PROBLEM DESCRIPTION = Print all records exactly, leaving nothing out.

Dataset entries on figures
----------------

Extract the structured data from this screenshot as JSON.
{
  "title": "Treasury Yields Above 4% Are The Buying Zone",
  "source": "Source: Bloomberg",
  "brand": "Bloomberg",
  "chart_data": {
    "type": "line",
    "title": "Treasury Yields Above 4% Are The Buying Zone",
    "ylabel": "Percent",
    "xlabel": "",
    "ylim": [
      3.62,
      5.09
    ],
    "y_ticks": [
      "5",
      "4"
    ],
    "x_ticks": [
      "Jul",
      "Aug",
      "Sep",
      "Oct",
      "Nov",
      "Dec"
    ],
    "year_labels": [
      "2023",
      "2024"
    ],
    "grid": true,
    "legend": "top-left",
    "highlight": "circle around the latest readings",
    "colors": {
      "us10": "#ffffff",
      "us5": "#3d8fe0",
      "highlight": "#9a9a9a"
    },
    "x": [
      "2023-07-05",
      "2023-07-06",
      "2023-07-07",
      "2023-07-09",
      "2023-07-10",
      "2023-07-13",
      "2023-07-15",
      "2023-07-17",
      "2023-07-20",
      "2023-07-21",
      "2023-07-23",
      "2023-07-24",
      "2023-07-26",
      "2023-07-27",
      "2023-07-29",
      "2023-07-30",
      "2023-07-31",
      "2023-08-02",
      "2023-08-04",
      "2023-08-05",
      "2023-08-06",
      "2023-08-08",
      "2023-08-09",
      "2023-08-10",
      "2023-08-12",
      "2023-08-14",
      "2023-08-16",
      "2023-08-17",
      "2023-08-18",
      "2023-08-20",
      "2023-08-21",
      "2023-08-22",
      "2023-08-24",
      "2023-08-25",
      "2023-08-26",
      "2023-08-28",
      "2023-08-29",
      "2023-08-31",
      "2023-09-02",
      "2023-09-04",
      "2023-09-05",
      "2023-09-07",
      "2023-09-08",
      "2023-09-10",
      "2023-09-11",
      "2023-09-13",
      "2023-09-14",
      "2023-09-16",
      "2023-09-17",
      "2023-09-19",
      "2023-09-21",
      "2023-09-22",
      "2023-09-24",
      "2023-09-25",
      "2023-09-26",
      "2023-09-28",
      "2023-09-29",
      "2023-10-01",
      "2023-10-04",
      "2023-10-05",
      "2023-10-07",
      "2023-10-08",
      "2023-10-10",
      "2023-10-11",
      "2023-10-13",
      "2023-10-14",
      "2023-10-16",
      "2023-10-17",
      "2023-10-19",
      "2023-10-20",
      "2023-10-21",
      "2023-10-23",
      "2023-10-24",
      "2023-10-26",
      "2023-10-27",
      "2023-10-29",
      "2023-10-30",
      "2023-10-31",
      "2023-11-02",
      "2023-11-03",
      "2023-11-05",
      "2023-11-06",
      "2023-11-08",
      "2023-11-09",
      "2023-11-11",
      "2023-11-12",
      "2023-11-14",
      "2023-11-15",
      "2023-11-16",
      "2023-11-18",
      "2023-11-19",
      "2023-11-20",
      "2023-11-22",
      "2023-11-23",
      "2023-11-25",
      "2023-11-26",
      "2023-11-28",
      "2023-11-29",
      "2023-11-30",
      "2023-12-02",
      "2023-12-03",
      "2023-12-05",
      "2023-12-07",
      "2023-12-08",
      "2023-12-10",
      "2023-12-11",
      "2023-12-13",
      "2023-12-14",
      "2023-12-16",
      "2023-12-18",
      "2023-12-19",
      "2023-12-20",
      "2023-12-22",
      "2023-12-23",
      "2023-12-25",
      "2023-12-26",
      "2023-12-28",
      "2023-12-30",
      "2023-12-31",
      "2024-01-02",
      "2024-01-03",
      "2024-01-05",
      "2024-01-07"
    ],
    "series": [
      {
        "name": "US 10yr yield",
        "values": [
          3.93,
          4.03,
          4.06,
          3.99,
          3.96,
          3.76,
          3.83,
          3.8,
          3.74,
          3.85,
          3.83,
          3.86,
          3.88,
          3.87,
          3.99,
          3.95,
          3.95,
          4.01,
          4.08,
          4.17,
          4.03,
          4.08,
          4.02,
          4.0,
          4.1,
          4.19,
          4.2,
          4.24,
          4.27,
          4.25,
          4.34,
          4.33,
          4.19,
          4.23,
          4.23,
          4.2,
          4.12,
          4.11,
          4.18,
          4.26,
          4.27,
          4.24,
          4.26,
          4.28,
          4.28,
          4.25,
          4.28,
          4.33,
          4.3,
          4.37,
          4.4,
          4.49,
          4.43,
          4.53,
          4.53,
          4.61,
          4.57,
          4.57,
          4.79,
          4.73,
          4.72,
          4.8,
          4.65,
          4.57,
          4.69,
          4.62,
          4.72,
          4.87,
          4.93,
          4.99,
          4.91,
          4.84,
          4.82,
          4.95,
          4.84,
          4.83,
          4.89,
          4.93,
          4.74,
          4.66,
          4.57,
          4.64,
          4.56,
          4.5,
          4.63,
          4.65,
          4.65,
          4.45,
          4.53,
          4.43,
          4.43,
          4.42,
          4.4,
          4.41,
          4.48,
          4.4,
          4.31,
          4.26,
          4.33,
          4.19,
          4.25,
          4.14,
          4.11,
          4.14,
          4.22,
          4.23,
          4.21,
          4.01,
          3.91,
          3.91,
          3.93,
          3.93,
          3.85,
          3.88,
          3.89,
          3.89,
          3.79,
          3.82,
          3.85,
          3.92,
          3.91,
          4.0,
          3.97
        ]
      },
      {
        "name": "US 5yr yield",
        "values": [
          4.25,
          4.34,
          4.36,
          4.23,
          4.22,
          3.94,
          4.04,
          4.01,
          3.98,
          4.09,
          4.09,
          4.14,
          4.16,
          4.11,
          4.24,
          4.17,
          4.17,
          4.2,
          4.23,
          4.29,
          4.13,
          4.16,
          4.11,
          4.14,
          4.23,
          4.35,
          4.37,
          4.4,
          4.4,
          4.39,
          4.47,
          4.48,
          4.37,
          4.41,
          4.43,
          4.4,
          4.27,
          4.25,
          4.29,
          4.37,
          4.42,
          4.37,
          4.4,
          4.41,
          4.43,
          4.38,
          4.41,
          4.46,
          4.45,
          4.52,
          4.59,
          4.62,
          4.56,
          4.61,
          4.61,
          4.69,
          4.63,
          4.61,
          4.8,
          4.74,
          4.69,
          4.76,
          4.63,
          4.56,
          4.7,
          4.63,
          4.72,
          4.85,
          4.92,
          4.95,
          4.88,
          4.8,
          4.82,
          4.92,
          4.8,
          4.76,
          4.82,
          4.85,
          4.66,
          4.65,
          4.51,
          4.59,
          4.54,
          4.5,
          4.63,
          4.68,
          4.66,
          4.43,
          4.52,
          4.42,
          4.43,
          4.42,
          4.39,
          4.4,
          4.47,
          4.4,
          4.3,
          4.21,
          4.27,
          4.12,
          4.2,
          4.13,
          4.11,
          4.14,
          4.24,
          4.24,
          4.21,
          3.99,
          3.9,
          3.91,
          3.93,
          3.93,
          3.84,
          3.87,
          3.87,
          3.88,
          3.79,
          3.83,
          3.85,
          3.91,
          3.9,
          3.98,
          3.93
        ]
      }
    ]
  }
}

----------------

ANSWER TO THE EXERCISE =
Extract the structured data from this screenshot as JSON.
{
  "title": "Treasury Yields Above 4% Are The Buying Zone",
  "source": "Source: Bloomberg",
  "brand": "Bloomberg",
  "chart_data": {
    "type": "line",
    "title": "Treasury Yields Above 4% Are The Buying Zone",
    "ylabel": "Percent",
    "xlabel": "",
    "ylim": [
      3.62,
      5.09
    ],
    "y_ticks": [
      "5",
      "4"
    ],
    "x_ticks": [
      "Jul",
      "Aug",
      "Sep",
      "Oct",
      "Nov",
      "Dec"
    ],
    "year_labels": [
      "2023",
      "2024"
    ],
    "grid": true,
    "legend": "top-left",
    "highlight": "circle around the latest readings",
    "colors": {
      "us10": "#ffffff",
      "us5": "#3d8fe0",
      "highlight": "#9a9a9a"
    },
    "x": [
      "2023-07-05",
      "2023-07-06",
      "2023-07-07",
      "2023-07-09",
      "2023-07-10",
      "2023-07-13",
      "2023-07-15",
      "2023-07-17",
      "2023-07-20",
      "2023-07-21",
      "2023-07-23",
      "2023-07-24",
      "2023-07-26",
      "2023-07-27",
      "2023-07-29",
      "2023-07-30",
      "2023-07-31",
      "2023-08-02",
      "2023-08-04",
      "2023-08-05",
      "2023-08-06",
      "2023-08-08",
      "2023-08-09",
      "2023-08-10",
      "2023-08-12",
      "2023-08-14",
      "2023-08-16",
      "2023-08-17",
      "2023-08-18",
      "2023-08-20",
      "2023-08-21",
      "2023-08-22",
      "2023-08-24",
      "2023-08-25",
      "2023-08-26",
      "2023-08-28",
      "2023-08-29",
      "2023-08-31",
      "2023-09-02",
      "2023-09-04",
      "2023-09-05",
      "2023-09-07",
      "2023-09-08",
      "2023-09-10",
      "2023-09-11",
      "2023-09-13",
      "2023-09-14",
      "2023-09-16",
      "2023-09-17",
      "2023-09-19",
      "2023-09-21",
      "2023-09-22",
      "2023-09-24",
      "2023-09-25",
      "2023-09-26",
      "2023-09-28",
      "2023-09-29",
      "2023-10-01",
      "2023-10-04",
      "2023-10-05",
      "2023-10-07",
      "2023-10-08",
      "2023-10-10",
      "2023-10-11",
      "2023-10-13",
      "2023-10-14",
      "2023-10-16",
      "2023-10-17",
      "2023-10-19",
      "2023-10-20",
      "2023-10-21",
      "2023-10-23",
      "2023-10-24",
      "2023-10-26",
      "2023-10-27",
      "2023-10-29",
      "2023-10-30",
      "2023-10-31",
      "2023-11-02",
      "2023-11-03",
      "2023-11-05",
      "2023-11-06",
      "2023-11-08",
      "2023-11-09",
      "2023-11-11",
      "2023-11-12",
      "2023-11-14",
      "2023-11-15",
      "2023-11-16",
      "2023-11-18",
      "2023-11-19",
      "2023-11-20",
      "2023-11-22",
      "2023-11-23",
      "2023-11-25",
      "2023-11-26",
      "2023-11-28",
      "2023-11-29",
      "2023-11-30",
      "2023-12-02",
      "2023-12-03",
      "2023-12-05",
      "2023-12-07",
      "2023-12-08",
      "2023-12-10",
      "2023-12-11",
      "2023-12-13",
      "2023-12-14",
      "2023-12-16",
      "2023-12-18",
      "2023-12-19",
      "2023-12-20",
      "2023-12-22",
      "2023-12-23",
      "2023-12-25",
      "2023-12-26",
      "2023-12-28",
      "2023-12-30",
      "2023-12-31",
      "2024-01-02",
      "2024-01-03",
      "2024-01-05",
      "2024-01-07"
    ],
    "series": [
      {
        "name": "US 10yr yield",
        "values": [
          3.93,
          4.03,
          4.06,
          3.99,
          3.96,
          3.76,
          3.83,
          3.8,
          3.74,
          3.85,
          3.83,
          3.86,
          3.88,
          3.87,
          3.99,
          3.95,
          3.95,
          4.01,
          4.08,
          4.17,
          4.03,
          4.08,
          4.02,
          4.0,
          4.1,
          4.19,
          4.2,
          4.24,
          4.27,
          4.25,
          4.34,
          4.33,
          4.19,
          4.23,
          4.23,
          4.2,
          4.12,
          4.11,
          4.18,
          4.26,
          4.27,
          4.24,
          4.26,
          4.28,
          4.28,
          4.25,
          4.28,
          4.33,
          4.3,
          4.37,
          4.4,
          4.49,
          4.43,
          4.53,
          4.53,
          4.61,
          4.57,
          4.57,
          4.79,
          4.73,
          4.72,
          4.8,
          4.65,
          4.57,
          4.69,
          4.62,
          4.72,
          4.87,
          4.93,
          4.99,
          4.91,
          4.84,
          4.82,
          4.95,
          4.84,
          4.83,
          4.89,
          4.93,
          4.74,
          4.66,
          4.57,
          4.64,
          4.56,
          4.5,
          4.63,
          4.65,
          4.65,
          4.45,
          4.53,
          4.43,
          4.43,
          4.42,
          4.4,
          4.41,
          4.48,
          4.4,
          4.31,
          4.26,
          4.33,
          4.19,
          4.25,
          4.14,
          4.11,
          4.14,
          4.22,
          4.23,
          4.21,
          4.01,
          3.91,
          3.91,
          3.93,
          3.93,
          3.85,
          3.88,
          3.89,
          3.89,
          3.79,
          3.82,
          3.85,
          3.92,
          3.91,
          4.0,
          3.97
        ]
      },
      {
        "name": "US 5yr yield",
        "values": [
          4.25,
          4.34,
          4.36,
          4.23,
          4.22,
          3.94,
          4.04,
          4.01,
          3.98,
          4.09,
          4.09,
          4.14,
          4.16,
          4.11,
          4.24,
          4.17,
          4.17,
          4.2,
          4.23,
          4.29,
          4.13,
          4.16,
          4.11,
          4.14,
          4.23,
          4.35,
          4.37,
          4.4,
          4.4,
          4.39,
          4.47,
          4.48,
          4.37,
          4.41,
          4.43,
          4.4,
          4.27,
          4.25,
          4.29,
          4.37,
          4.42,
          4.37,
          4.4,
          4.41,
          4.43,
          4.38,
          4.41,
          4.46,
          4.45,
          4.52,
          4.59,
          4.62,
          4.56,
          4.61,
          4.61,
          4.69,
          4.63,
          4.61,
          4.8,
          4.74,
          4.69,
          4.76,
          4.63,
          4.56,
          4.7,
          4.63,
          4.72,
          4.85,
          4.92,
          4.95,
          4.88,
          4.8,
          4.82,
          4.92,
          4.8,
          4.76,
          4.82,
          4.85,
          4.66,
          4.65,
          4.51,
          4.59,
          4.54,
          4.5,
          4.63,
          4.68,
          4.66,
          4.43,
          4.52,
          4.42,
          4.43,
          4.42,
          4.39,
          4.4,
          4.47,
          4.4,
          4.3,
          4.21,
          4.27,
          4.12,
          4.2,
          4.13,
          4.11,
          4.14,
          4.24,
          4.24,
          4.21,
          3.99,
          3.9,
          3.91,
          3.93,
          3.93,
          3.84,
          3.87,
          3.87,
          3.88,
          3.79,
          3.83,
          3.85,
          3.91,
          3.9,
          3.98,
          3.93
        ]
      }
    ]
  }
}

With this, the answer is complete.